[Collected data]
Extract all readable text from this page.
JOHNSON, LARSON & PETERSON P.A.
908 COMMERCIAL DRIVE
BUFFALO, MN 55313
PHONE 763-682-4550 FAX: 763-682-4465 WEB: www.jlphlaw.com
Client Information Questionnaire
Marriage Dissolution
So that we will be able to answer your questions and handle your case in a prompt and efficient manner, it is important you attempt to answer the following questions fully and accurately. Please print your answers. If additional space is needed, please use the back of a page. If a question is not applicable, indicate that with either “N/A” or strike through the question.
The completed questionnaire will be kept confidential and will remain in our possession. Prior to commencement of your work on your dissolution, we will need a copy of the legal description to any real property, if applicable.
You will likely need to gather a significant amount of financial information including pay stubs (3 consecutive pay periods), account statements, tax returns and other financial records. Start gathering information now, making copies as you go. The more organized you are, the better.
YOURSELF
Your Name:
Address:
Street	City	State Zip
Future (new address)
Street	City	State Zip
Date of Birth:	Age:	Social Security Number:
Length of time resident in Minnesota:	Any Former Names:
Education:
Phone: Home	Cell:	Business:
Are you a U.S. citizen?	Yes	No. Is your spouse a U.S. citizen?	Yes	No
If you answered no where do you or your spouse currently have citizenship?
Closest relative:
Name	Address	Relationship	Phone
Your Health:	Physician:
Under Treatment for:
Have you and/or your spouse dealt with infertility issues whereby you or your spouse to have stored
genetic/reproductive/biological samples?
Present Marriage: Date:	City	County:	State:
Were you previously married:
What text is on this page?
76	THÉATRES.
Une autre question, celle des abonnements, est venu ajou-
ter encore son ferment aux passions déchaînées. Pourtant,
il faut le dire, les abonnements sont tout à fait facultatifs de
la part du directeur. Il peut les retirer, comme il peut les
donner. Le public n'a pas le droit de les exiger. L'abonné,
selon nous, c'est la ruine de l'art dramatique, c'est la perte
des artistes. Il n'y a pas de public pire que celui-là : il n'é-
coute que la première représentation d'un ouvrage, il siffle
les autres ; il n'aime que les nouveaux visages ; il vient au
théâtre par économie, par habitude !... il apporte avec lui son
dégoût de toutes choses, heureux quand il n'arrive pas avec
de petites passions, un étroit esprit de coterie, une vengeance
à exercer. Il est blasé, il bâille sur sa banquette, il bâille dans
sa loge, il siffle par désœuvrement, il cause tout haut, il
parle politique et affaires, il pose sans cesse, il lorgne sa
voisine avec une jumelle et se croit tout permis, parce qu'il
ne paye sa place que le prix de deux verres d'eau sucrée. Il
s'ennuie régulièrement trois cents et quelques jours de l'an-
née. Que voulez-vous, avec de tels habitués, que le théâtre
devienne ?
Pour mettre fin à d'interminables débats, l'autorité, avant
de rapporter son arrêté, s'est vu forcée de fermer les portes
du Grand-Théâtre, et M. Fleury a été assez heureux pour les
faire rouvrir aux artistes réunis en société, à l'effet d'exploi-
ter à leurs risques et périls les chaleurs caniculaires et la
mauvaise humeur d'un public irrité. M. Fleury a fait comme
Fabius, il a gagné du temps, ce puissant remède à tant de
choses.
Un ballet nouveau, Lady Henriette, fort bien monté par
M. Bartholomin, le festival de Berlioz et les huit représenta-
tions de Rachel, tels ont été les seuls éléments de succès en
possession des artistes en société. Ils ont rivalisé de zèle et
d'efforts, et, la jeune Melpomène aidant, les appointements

#### [Task objective]
Please output the entire listing exactly as it stands.

#### [Solution for this problem]
Extract all readable text from this page.
JOHNSON, LARSON & PETERSON P.A.
908 COMMERCIAL DRIVE
BUFFALO, MN 55313
PHONE 763-682-4550 FAX: 763-682-4465 WEB: www.jlphlaw.com
Client Information Questionnaire
Marriage Dissolution
So that we will be able to answer your questions and handle your case in a prompt and efficient manner, it is important you attempt to answer the following questions fully and accurately. Please print your answers. If additional space is needed, please use the back of a page. If a question is not applicable, indicate that with either “N/A” or strike through the question.
The completed questionnaire will be kept confidential and will remain in our possession. Prior to commencement of your work on your dissolution, we will need a copy of the legal description to any real property, if applicable.
You will likely need to gather a significant amount of financial information including pay stubs (3 consecutive pay periods), account statements, tax returns and other financial records. Start gathering information now, making copies as you go. The more organized you are, the better.
YOURSELF
Your Name:
Address:
Street	City	State Zip
Future (new address)
Street	City	State Zip
Date of Birth:	Age:	Social Security Number:
Length of time resident in Minnesota:	Any Former Names:
Education:
Phone: Home	Cell:	Business:
Are you a U.S. citizen?	Yes	No. Is your spouse a U.S. citizen?	Yes	No
If you answered no where do you or your spouse currently have citizenship?
Closest relative:
Name	Address	Relationship	Phone
Your Health:	Physician:
Under Treatment for:
Have you and/or your spouse dealt with infertility issues whereby you or your spouse to have stored
genetic/reproductive/biological samples?
Present Marriage: Date:	City	County:	State:
Were you previously married:
What text is on this page?
76	THÉATRES.
Une autre question, celle des abonnements, est venu ajou-
ter encore son ferment aux passions déchaînées. Pourtant,
il faut le dire, les abonnements sont tout à fait facultatifs de
la part du directeur. Il peut les retirer, comme il peut les
donner. Le public n'a pas le droit de les exiger. L'abonné,
selon nous, c'est la ruine de l'art dramatique, c'est la perte
des artistes. Il n'y a pas de public pire que celui-là : il n'é-
coute que la première représentation d'un ouvrage, il siffle
les autres ; il n'aime que les nouveaux visages ; il vient au
théâtre par économie, par habitude !... il apporte avec lui son
dégoût de toutes choses, heureux quand il n'arrive pas avec
de petites passions, un étroit esprit de coterie, une vengeance
à exercer. Il est blasé, il bâille sur sa banquette, il bâille dans
sa loge, il siffle par désœuvrement, il cause tout haut, il
parle politique et affaires, il pose sans cesse, il lorgne sa
voisine avec une jumelle et se croit tout permis, parce qu'il
ne paye sa place que le prix de deux verres d'eau sucrée. Il
s'ennuie régulièrement trois cents et quelques jours de l'an-
née. Que voulez-vous, avec de tels habitués, que le théâtre
devienne ?
Pour mettre fin à d'interminables débats, l'autorité, avant
de rapporter son arrêté, s'est vu forcée de fermer les portes
du Grand-Théâtre, et M. Fleury a été assez heureux pour les
faire rouvrir aux artistes réunis en société, à l'effet d'exploi-
ter à leurs risques et périls les chaleurs caniculaires et la
mauvaise humeur d'un public irrité. M. Fleury a fait comme
Fabius, il a gagné du temps, ce puissant remède à tant de
choses.
Un ballet nouveau, Lady Henriette, fort bien monté par
M. Bartholomin, le festival de Berlioz et les huit représenta-
tions de Rachel, tels ont été les seuls éléments de succès en
possession des artistes en société. Ils ont rivalisé de zèle et
d'efforts, et, la jeune Melpomène aidant, les appointements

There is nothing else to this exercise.